Items listed in a dataset:

□ □ □

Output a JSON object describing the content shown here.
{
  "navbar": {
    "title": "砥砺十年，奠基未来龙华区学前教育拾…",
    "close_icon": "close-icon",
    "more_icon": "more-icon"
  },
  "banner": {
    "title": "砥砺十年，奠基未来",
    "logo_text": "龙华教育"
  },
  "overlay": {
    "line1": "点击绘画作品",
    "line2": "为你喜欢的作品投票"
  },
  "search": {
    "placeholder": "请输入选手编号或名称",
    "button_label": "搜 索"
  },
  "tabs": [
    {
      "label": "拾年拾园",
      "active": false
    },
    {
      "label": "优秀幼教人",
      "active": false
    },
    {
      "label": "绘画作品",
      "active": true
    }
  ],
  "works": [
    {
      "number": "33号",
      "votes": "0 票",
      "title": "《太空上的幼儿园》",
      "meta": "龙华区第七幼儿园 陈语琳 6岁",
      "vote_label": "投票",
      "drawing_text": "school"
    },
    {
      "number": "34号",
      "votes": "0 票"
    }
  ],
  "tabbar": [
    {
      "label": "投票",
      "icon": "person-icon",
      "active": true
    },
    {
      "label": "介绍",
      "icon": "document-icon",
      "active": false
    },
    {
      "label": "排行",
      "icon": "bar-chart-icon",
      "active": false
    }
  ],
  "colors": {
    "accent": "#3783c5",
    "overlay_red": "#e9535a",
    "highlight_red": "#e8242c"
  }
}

□ □ □

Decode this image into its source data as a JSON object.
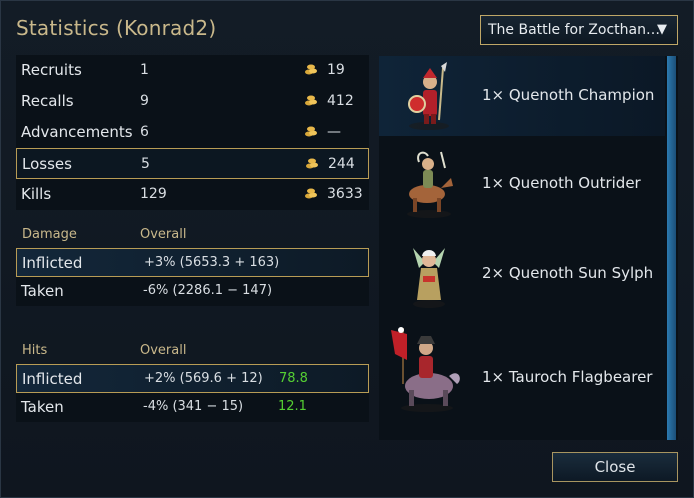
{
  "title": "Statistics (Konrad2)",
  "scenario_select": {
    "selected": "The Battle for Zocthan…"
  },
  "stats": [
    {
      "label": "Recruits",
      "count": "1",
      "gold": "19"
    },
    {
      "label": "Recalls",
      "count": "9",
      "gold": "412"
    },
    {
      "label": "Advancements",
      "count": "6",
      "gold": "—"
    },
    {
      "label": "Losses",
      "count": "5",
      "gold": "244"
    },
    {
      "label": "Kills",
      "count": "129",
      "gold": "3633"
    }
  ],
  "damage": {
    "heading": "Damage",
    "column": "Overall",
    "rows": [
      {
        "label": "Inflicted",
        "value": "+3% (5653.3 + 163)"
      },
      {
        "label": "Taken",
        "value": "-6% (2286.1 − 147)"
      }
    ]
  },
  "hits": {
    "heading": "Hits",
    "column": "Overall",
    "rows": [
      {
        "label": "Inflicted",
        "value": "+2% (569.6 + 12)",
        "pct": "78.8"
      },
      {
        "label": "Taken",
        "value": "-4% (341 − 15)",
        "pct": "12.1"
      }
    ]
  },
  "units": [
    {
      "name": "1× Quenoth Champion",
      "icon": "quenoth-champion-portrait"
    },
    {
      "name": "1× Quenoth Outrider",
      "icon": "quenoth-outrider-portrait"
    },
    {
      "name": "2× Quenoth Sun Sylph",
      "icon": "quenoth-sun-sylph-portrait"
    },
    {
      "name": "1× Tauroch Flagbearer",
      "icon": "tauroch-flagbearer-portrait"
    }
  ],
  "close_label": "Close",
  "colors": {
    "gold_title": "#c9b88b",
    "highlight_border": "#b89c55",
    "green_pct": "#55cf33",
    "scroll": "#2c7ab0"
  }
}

□ □ □

REQUEST: Look through the entries above and report the number of lines that contain "name". Write only the number.

EXERCISE RESPONSE: 4